Exercise instructions: Tell how many lines include the string "this". Answer with a single number.

Extracted records
● ● ● ● ●

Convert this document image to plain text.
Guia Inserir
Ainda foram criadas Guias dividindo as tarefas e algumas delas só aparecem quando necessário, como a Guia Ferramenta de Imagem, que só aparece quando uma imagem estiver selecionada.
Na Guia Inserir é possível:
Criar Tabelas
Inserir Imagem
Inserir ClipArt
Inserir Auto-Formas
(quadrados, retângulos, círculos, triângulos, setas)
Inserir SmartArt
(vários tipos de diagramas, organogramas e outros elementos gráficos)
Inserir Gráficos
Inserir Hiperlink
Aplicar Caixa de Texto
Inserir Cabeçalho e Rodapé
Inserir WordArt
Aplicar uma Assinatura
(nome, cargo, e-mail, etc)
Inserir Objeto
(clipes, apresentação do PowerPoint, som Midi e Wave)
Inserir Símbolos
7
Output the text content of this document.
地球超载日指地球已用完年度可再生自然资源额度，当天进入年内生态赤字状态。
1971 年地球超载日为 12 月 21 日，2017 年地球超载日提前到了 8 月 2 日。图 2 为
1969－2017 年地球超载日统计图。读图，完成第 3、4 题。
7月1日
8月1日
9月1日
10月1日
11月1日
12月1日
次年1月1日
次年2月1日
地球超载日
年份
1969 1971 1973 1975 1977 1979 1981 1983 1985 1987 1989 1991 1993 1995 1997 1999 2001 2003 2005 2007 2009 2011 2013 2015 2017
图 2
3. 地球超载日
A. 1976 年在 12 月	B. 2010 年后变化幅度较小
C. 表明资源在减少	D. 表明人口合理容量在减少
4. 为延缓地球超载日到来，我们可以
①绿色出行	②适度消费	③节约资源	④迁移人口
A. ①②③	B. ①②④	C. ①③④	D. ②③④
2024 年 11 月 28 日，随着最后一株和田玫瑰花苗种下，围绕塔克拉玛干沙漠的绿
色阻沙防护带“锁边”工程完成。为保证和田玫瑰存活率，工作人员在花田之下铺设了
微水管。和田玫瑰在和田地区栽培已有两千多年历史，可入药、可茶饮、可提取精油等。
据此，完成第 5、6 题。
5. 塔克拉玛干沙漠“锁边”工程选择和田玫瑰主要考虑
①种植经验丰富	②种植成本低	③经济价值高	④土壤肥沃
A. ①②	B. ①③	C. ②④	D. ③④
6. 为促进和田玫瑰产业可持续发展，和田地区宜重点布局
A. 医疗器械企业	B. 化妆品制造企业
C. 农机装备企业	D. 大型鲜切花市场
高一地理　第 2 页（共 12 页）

● ● ● ● ●

Reply to the task: 2